# [Problem to solve]
Pick out each line below that contains the word "ATHIT" and copy those lines.

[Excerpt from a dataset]
_ _ _ _ _ _ _
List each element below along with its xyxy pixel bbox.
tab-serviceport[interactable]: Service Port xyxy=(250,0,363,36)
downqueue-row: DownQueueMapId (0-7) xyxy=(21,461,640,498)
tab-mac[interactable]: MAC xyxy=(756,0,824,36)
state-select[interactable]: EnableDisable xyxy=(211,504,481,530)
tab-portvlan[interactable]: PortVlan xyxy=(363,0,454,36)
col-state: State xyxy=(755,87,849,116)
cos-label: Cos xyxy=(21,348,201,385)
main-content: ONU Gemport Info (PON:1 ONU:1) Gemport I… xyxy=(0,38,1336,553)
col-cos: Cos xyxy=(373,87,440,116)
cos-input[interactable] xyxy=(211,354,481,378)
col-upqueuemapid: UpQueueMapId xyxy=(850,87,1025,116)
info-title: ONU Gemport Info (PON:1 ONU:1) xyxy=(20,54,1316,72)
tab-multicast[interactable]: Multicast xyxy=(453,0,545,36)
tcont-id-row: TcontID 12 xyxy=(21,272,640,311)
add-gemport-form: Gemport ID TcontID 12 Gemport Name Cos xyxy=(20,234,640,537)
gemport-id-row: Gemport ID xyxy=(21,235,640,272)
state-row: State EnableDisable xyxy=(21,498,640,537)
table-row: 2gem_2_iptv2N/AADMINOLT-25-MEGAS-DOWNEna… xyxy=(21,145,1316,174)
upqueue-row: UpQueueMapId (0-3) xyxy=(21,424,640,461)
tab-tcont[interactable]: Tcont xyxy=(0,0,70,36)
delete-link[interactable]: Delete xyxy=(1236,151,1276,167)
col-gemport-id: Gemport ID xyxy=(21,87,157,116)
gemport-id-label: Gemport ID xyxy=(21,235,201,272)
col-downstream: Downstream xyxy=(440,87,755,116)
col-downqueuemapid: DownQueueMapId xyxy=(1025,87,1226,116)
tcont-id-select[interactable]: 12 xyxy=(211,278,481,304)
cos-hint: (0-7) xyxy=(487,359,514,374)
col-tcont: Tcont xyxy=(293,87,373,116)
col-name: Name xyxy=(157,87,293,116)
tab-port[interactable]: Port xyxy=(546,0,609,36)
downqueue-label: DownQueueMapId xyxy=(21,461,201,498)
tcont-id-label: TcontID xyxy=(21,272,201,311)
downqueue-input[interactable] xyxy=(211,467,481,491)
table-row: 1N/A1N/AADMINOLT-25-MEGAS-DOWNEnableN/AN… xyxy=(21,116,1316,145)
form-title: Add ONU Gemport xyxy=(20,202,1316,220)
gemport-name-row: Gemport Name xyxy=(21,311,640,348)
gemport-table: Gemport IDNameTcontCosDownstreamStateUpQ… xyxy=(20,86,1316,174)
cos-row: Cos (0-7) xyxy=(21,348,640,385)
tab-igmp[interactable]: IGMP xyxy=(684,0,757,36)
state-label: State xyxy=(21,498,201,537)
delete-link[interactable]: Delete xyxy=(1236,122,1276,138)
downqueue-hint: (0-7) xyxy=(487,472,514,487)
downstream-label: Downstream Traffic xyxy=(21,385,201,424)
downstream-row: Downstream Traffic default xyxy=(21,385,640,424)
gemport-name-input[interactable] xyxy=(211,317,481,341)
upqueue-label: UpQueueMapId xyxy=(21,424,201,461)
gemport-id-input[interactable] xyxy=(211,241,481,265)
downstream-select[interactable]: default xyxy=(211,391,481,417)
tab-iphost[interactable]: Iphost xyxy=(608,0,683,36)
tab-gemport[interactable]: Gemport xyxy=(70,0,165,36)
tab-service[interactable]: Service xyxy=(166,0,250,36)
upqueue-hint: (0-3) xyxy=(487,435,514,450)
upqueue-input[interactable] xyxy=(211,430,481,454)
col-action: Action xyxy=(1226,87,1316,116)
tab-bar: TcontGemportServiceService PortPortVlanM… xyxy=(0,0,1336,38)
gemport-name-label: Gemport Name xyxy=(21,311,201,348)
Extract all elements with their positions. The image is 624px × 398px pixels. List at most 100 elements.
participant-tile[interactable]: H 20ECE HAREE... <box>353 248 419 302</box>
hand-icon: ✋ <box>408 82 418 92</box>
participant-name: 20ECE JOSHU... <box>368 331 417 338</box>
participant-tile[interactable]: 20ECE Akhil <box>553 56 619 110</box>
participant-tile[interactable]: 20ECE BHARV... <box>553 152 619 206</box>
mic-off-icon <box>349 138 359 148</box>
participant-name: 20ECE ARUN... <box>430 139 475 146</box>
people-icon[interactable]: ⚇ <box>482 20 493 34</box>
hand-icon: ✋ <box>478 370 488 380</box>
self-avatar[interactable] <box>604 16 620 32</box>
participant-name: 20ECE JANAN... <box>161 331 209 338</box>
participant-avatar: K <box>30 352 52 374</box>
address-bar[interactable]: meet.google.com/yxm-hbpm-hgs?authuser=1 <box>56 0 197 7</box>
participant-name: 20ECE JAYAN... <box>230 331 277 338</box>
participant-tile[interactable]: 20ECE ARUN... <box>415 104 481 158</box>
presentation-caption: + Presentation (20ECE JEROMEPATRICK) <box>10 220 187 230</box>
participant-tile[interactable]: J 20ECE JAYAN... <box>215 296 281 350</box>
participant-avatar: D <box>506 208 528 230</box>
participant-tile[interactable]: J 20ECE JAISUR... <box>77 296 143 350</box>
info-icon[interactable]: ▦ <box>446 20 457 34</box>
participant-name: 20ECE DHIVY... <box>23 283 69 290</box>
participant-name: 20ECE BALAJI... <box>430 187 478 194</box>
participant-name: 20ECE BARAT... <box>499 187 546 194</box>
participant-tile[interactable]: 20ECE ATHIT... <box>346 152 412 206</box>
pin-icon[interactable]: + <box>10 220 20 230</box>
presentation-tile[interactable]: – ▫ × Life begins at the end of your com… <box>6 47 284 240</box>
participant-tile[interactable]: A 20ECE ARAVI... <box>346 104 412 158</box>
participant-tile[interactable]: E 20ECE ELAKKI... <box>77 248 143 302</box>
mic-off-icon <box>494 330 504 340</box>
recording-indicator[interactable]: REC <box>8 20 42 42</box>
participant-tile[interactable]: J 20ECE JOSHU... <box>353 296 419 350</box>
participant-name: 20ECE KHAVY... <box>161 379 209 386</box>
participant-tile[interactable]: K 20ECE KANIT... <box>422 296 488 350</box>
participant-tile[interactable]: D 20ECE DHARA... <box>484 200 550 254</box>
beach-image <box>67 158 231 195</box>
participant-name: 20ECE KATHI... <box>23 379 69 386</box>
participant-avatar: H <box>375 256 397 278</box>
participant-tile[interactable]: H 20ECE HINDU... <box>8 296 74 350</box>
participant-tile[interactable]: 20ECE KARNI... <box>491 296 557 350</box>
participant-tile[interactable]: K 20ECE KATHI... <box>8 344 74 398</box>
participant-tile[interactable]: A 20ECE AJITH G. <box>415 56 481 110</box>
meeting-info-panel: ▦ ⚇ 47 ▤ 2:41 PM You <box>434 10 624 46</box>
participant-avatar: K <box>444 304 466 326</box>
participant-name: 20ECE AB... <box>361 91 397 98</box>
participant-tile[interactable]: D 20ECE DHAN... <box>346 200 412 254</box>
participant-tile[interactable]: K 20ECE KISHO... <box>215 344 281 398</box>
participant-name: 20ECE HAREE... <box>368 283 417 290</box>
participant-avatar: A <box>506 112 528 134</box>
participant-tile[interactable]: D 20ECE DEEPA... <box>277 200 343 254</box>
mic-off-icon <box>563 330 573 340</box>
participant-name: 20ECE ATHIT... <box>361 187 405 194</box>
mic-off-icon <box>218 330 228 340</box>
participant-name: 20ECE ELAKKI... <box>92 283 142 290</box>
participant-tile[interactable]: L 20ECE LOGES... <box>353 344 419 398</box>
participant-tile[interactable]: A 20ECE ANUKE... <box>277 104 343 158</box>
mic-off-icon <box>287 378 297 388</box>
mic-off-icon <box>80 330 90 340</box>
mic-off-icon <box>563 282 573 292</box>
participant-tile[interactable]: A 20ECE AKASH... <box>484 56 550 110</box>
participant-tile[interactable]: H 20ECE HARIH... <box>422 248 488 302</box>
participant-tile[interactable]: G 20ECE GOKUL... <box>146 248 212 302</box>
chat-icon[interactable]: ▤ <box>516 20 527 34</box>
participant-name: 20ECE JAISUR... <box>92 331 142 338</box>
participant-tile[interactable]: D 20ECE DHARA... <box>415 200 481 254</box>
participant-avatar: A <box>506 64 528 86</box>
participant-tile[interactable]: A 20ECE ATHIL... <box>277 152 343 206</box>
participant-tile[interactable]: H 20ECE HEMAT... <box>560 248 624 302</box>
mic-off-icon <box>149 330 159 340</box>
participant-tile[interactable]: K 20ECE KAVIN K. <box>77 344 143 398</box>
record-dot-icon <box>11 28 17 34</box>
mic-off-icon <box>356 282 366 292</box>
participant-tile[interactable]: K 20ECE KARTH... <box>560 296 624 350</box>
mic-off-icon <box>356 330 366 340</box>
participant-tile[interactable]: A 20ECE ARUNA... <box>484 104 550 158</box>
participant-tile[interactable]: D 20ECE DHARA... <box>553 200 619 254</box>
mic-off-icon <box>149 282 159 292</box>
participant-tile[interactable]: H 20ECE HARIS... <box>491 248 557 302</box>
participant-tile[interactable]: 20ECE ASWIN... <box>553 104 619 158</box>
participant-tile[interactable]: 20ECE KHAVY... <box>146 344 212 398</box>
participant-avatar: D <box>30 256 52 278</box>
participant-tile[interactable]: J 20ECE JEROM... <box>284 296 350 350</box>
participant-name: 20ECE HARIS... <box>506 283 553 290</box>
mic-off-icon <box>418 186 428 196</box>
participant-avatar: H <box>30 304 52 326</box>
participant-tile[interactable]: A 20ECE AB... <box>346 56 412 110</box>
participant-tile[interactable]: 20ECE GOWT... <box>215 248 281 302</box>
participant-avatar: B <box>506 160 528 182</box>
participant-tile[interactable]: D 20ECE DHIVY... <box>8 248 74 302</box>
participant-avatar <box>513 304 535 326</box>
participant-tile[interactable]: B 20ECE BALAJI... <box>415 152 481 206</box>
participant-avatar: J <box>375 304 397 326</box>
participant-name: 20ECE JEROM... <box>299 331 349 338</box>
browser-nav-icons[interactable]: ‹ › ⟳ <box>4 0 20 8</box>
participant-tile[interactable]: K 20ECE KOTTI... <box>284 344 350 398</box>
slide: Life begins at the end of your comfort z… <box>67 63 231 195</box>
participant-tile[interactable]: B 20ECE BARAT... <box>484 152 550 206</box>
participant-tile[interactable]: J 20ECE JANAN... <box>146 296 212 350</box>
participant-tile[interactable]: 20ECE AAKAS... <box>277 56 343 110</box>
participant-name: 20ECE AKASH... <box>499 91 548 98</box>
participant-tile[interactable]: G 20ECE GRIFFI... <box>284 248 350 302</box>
_ _ _ _ _ _ _
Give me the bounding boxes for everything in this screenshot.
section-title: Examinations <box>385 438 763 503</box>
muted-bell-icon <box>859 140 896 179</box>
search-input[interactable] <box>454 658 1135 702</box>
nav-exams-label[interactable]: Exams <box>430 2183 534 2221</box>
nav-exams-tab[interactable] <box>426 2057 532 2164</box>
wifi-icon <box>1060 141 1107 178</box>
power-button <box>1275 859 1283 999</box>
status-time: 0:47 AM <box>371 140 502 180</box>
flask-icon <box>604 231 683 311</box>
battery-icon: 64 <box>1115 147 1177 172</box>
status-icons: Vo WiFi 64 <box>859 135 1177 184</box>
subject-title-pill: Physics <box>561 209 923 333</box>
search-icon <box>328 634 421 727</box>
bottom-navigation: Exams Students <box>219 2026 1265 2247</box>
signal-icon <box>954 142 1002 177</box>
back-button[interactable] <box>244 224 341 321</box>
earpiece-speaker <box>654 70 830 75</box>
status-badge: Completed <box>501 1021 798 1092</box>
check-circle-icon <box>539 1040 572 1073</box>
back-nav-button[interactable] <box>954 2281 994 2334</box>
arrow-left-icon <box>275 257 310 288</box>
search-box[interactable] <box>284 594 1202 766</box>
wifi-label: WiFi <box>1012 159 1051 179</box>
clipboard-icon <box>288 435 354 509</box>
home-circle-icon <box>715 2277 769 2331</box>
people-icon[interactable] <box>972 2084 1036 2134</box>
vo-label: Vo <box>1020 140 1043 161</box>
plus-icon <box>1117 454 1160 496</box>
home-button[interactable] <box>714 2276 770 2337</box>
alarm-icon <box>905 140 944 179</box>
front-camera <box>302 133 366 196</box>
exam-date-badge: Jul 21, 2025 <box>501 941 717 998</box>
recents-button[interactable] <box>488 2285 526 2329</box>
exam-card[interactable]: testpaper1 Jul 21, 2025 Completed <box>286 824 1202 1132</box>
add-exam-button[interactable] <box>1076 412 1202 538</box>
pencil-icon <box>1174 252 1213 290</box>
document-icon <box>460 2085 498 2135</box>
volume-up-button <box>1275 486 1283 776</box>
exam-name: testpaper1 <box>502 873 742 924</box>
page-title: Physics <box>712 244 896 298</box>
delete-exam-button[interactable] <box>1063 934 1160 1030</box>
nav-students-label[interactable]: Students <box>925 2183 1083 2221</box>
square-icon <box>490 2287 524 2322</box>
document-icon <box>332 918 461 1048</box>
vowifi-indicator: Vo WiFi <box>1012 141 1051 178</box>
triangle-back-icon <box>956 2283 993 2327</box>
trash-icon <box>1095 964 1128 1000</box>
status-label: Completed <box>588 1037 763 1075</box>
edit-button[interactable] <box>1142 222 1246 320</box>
_ _ _ _ _ _ _
# [Exercise answer]
participant-tile[interactable]: 20ECE ATHIT... <box>346 152 412 206</box>
participant-name: 20ECE ATHIT... <box>361 187 405 194</box>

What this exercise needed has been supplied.